WORK TO COMPLETE. Output the full material exactly as it appears here.

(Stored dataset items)
● ● ●

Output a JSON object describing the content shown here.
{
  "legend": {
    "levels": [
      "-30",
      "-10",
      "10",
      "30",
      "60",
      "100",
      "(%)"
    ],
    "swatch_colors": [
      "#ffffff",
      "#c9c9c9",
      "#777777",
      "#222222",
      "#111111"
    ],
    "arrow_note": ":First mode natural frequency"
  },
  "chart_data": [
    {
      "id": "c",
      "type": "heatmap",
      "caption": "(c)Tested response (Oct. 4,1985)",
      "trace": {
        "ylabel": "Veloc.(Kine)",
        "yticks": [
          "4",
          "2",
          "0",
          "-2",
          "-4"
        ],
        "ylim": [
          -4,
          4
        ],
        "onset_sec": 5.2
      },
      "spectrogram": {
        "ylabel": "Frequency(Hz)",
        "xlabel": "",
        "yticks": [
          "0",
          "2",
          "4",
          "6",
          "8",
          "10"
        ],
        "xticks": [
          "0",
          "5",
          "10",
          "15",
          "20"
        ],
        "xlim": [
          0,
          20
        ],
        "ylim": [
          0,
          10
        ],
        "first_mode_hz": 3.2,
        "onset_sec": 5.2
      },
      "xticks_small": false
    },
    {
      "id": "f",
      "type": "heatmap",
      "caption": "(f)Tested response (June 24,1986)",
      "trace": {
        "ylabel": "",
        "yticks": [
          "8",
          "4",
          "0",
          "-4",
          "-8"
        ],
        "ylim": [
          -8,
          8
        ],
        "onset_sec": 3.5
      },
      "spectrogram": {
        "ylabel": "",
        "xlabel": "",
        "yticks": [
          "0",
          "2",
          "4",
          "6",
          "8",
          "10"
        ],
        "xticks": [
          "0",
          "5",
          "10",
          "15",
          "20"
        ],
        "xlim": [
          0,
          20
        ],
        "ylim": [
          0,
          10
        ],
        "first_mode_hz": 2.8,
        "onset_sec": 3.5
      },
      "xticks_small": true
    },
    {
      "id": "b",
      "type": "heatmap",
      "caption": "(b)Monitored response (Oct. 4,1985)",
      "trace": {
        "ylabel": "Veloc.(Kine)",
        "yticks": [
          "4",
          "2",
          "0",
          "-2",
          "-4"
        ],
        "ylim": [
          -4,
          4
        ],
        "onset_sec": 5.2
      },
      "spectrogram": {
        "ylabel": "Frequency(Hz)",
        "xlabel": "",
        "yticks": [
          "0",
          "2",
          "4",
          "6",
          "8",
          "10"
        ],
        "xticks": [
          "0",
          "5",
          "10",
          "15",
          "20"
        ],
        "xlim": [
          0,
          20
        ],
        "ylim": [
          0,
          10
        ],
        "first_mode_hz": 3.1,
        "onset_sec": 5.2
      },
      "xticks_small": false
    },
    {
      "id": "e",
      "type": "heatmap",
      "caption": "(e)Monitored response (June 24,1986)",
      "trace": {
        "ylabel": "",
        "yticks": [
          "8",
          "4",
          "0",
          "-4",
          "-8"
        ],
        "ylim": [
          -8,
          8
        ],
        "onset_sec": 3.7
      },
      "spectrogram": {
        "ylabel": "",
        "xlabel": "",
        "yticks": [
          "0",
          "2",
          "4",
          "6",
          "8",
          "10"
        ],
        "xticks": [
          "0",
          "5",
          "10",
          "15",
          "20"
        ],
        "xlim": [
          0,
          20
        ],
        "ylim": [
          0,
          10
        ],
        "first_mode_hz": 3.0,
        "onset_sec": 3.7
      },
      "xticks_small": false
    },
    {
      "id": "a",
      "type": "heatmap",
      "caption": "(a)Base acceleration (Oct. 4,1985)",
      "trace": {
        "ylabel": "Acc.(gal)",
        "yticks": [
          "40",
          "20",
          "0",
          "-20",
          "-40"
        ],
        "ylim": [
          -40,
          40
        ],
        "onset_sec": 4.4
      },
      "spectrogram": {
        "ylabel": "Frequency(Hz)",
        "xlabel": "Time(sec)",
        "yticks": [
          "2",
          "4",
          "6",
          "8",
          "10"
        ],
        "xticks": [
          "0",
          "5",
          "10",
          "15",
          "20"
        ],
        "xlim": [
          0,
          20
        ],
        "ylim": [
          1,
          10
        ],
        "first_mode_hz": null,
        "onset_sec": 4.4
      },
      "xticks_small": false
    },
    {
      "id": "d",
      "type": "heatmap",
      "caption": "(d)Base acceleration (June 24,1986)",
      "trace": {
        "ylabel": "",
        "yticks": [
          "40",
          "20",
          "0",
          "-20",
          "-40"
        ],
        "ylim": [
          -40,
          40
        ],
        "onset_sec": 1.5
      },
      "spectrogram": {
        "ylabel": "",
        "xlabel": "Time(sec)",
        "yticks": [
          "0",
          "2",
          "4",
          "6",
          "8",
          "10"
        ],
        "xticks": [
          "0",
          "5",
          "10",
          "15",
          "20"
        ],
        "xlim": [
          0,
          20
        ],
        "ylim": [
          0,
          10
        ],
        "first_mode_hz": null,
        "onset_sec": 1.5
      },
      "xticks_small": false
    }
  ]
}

● ● ●

SOLUTION FOR THIS EXERCISE.
Output a JSON object describing the content shown here.
{
  "legend": {
    "levels": [
      "-30",
      "-10",
      "10",
      "30",
      "60",
      "100",
      "(%)"
    ],
    "swatch_colors": [
      "#ffffff",
      "#c9c9c9",
      "#777777",
      "#222222",
      "#111111"
    ],
    "arrow_note": ":First mode natural frequency"
  },
  "chart_data": [
    {
      "id": "c",
      "type": "heatmap",
      "caption": "(c)Tested response (Oct. 4,1985)",
      "trace": {
        "ylabel": "Veloc.(Kine)",
        "yticks": [
          "4",
          "2",
          "0",
          "-2",
          "-4"
        ],
        "ylim": [
          -4,
          4
        ],
        "onset_sec": 5.2
      },
      "spectrogram": {
        "ylabel": "Frequency(Hz)",
        "xlabel": "",
        "yticks": [
          "0",
          "2",
          "4",
          "6",
          "8",
          "10"
        ],
        "xticks": [
          "0",
          "5",
          "10",
          "15",
          "20"
        ],
        "xlim": [
          0,
          20
        ],
        "ylim": [
          0,
          10
        ],
        "first_mode_hz": 3.2,
        "onset_sec": 5.2
      },
      "xticks_small": false
    },
    {
      "id": "f",
      "type": "heatmap",
      "caption": "(f)Tested response (June 24,1986)",
      "trace": {
        "ylabel": "",
        "yticks": [
          "8",
          "4",
          "0",
          "-4",
          "-8"
        ],
        "ylim": [
          -8,
          8
        ],
        "onset_sec": 3.5
      },
      "spectrogram": {
        "ylabel": "",
        "xlabel": "",
        "yticks": [
          "0",
          "2",
          "4",
          "6",
          "8",
          "10"
        ],
        "xticks": [
          "0",
          "5",
          "10",
          "15",
          "20"
        ],
        "xlim": [
          0,
          20
        ],
        "ylim": [
          0,
          10
        ],
        "first_mode_hz": 2.8,
        "onset_sec": 3.5
      },
      "xticks_small": true
    },
    {
      "id": "b",
      "type": "heatmap",
      "caption": "(b)Monitored response (Oct. 4,1985)",
      "trace": {
        "ylabel": "Veloc.(Kine)",
        "yticks": [
          "4",
          "2",
          "0",
          "-2",
          "-4"
        ],
        "ylim": [
          -4,
          4
        ],
        "onset_sec": 5.2
      },
      "spectrogram": {
        "ylabel": "Frequency(Hz)",
        "xlabel": "",
        "yticks": [
          "0",
          "2",
          "4",
          "6",
          "8",
          "10"
        ],
        "xticks": [
          "0",
          "5",
          "10",
          "15",
          "20"
        ],
        "xlim": [
          0,
          20
        ],
        "ylim": [
          0,
          10
        ],
        "first_mode_hz": 3.1,
        "onset_sec": 5.2
      },
      "xticks_small": false
    },
    {
      "id": "e",
      "type": "heatmap",
      "caption": "(e)Monitored response (June 24,1986)",
      "trace": {
        "ylabel": "",
        "yticks": [
          "8",
          "4",
          "0",
          "-4",
          "-8"
        ],
        "ylim": [
          -8,
          8
        ],
        "onset_sec": 3.7
      },
      "spectrogram": {
        "ylabel": "",
        "xlabel": "",
        "yticks": [
          "0",
          "2",
          "4",
          "6",
          "8",
          "10"
        ],
        "xticks": [
          "0",
          "5",
          "10",
          "15",
          "20"
        ],
        "xlim": [
          0,
          20
        ],
        "ylim": [
          0,
          10
        ],
        "first_mode_hz": 3.0,
        "onset_sec": 3.7
      },
      "xticks_small": false
    },
    {
      "id": "a",
      "type": "heatmap",
      "caption": "(a)Base acceleration (Oct. 4,1985)",
      "trace": {
        "ylabel": "Acc.(gal)",
        "yticks": [
          "40",
          "20",
          "0",
          "-20",
          "-40"
        ],
        "ylim": [
          -40,
          40
        ],
        "onset_sec": 4.4
      },
      "spectrogram": {
        "ylabel": "Frequency(Hz)",
        "xlabel": "Time(sec)",
        "yticks": [
          "2",
          "4",
          "6",
          "8",
          "10"
        ],
        "xticks": [
          "0",
          "5",
          "10",
          "15",
          "20"
        ],
        "xlim": [
          0,
          20
        ],
        "ylim": [
          1,
          10
        ],
        "first_mode_hz": null,
        "onset_sec": 4.4
      },
      "xticks_small": false
    },
    {
      "id": "d",
      "type": "heatmap",
      "caption": "(d)Base acceleration (June 24,1986)",
      "trace": {
        "ylabel": "",
        "yticks": [
          "40",
          "20",
          "0",
          "-20",
          "-40"
        ],
        "ylim": [
          -40,
          40
        ],
        "onset_sec": 1.5
      },
      "spectrogram": {
        "ylabel": "",
        "xlabel": "Time(sec)",
        "yticks": [
          "0",
          "2",
          "4",
          "6",
          "8",
          "10"
        ],
        "xticks": [
          "0",
          "5",
          "10",
          "15",
          "20"
        ],
        "xlim": [
          0,
          20
        ],
        "ylim": [
          0,
          10
        ],
        "first_mode_hz": null,
        "onset_sec": 1.5
      },
      "xticks_small": false
    }
  ]
}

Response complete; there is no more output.